-- start of DATA SUPPLIED --

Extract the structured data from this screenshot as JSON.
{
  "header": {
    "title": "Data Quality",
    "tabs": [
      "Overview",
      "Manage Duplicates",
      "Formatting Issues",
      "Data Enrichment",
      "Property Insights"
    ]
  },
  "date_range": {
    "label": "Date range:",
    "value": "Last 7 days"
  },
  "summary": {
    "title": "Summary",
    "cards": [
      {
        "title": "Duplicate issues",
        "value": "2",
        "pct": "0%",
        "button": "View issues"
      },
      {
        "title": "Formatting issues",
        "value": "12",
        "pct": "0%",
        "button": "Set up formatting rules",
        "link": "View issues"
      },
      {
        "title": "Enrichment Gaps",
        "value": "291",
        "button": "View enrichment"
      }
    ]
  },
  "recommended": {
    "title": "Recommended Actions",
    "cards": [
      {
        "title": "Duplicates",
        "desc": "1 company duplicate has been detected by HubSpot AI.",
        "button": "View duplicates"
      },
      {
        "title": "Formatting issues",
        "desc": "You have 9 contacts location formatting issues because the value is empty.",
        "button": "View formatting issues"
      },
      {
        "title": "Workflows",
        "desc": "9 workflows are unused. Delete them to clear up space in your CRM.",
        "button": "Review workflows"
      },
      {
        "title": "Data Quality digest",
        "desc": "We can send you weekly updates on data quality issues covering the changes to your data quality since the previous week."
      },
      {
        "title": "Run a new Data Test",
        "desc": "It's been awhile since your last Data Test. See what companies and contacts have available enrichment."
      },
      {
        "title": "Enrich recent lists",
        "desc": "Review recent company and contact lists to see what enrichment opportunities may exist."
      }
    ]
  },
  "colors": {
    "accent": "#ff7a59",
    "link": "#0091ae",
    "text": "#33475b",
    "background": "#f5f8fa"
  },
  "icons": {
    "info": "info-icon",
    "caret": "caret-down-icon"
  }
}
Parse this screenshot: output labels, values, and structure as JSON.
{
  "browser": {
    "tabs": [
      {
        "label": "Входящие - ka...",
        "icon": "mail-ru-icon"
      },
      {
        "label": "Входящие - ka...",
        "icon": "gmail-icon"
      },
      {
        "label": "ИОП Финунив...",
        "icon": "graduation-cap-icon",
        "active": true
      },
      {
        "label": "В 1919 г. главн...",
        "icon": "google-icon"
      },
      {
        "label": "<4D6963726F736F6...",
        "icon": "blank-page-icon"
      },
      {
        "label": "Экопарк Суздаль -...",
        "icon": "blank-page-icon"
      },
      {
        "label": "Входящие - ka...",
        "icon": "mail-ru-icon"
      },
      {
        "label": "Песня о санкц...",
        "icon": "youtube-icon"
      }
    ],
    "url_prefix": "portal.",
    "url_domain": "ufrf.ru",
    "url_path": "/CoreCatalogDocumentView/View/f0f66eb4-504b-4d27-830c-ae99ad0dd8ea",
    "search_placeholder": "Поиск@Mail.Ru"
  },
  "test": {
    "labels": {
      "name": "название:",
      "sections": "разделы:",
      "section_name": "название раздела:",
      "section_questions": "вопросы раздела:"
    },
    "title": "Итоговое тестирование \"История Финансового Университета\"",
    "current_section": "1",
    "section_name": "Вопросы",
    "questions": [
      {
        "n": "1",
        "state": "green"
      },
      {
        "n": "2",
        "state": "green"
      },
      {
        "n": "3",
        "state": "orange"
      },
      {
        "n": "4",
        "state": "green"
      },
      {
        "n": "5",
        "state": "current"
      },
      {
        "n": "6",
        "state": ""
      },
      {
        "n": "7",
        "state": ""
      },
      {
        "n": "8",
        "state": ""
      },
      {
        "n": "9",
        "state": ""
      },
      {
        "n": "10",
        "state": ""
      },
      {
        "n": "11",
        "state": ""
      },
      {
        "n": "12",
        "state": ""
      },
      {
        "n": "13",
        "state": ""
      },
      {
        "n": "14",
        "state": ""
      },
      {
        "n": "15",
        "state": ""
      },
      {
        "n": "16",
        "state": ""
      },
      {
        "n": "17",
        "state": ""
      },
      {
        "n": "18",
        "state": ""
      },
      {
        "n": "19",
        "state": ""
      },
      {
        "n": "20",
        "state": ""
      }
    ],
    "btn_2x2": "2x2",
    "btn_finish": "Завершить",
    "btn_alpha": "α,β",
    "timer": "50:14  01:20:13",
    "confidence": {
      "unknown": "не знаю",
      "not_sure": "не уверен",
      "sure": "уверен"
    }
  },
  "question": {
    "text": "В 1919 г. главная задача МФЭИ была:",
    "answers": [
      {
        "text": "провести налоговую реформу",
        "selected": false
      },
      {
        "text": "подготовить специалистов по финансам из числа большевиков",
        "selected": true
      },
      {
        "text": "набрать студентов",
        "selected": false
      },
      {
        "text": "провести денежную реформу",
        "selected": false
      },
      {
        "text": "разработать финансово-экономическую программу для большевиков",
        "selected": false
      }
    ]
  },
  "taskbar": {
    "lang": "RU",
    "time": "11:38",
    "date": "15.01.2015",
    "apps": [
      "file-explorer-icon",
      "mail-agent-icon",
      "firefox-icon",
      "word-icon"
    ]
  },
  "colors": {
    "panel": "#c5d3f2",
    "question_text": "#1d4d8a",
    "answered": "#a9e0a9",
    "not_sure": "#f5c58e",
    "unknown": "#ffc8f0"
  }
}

-- end of DATA SUPPLIED --
-- start of DATA SUPPLIED --

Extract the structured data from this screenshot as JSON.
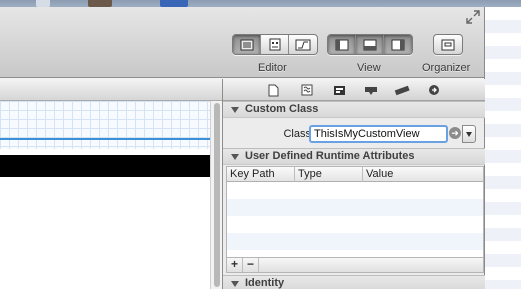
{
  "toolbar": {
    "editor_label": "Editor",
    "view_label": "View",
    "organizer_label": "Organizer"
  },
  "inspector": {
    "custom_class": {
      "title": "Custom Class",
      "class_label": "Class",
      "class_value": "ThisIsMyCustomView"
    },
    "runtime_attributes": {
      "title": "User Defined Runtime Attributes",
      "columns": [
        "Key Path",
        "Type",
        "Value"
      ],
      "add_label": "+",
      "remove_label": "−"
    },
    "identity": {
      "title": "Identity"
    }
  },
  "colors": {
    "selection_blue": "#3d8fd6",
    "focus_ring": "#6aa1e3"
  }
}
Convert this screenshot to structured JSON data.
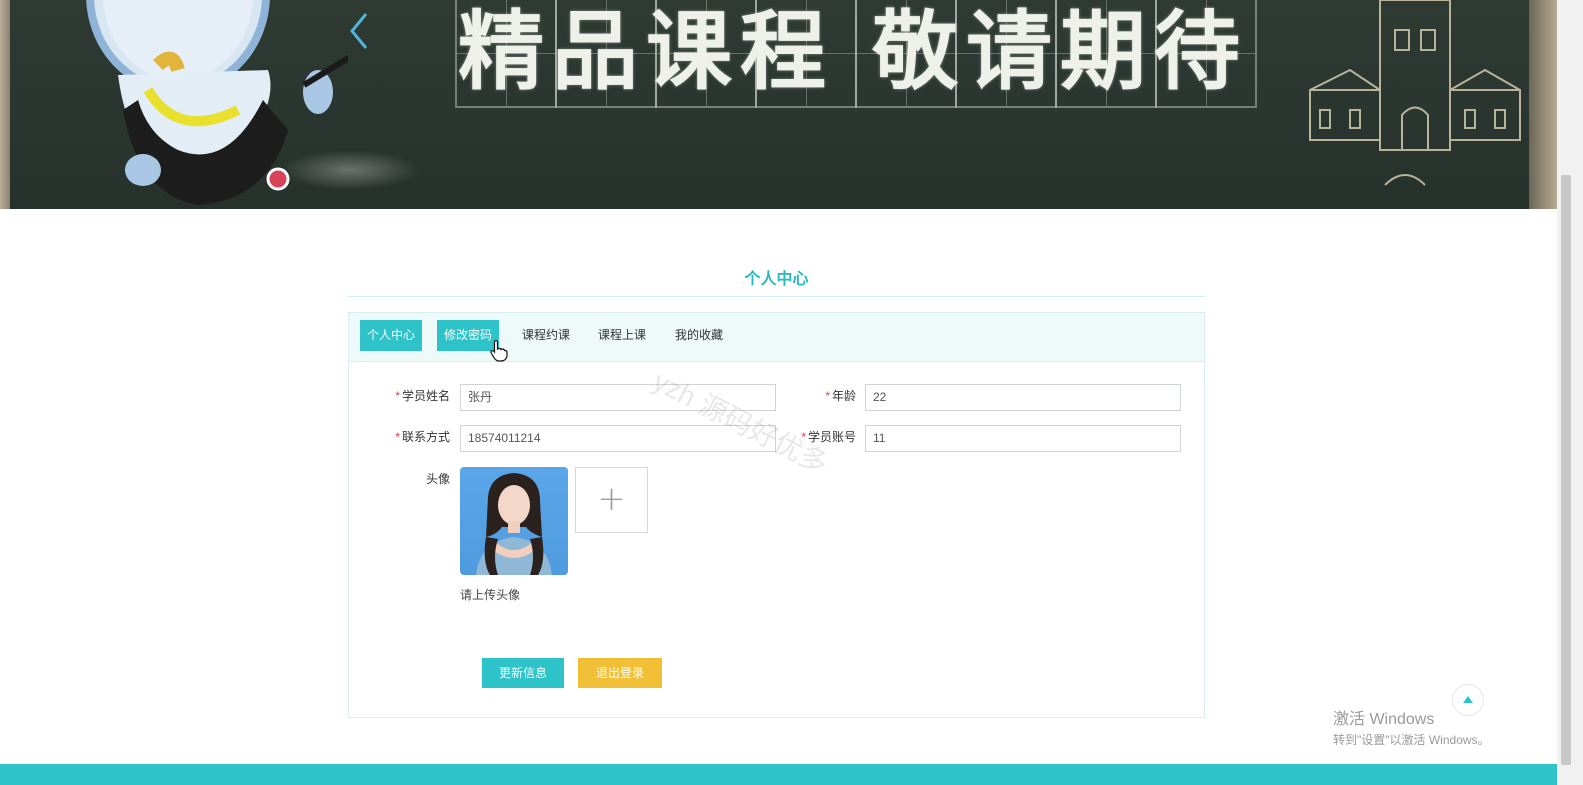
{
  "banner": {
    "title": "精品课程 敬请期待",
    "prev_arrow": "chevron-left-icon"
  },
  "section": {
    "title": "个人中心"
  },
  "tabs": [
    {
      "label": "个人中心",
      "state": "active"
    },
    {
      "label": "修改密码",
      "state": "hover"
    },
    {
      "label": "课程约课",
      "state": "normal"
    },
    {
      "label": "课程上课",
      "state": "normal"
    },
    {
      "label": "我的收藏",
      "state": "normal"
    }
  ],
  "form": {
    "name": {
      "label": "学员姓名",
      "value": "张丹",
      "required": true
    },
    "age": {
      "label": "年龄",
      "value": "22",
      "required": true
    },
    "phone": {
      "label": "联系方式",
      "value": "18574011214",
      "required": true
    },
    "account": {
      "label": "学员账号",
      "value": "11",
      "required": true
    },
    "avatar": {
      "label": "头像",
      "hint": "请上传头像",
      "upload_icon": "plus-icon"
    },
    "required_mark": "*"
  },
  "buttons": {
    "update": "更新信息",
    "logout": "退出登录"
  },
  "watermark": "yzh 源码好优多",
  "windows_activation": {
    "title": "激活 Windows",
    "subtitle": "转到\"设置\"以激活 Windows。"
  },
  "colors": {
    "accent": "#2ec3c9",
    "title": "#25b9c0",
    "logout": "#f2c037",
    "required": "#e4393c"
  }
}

-- end of DATA SUPPLIED --

### WRITTEN REQUEST
Scan the material above and determine how many lines include the word "contacts"; report only the number.

### ANSWER TO THIS PROBLEM
2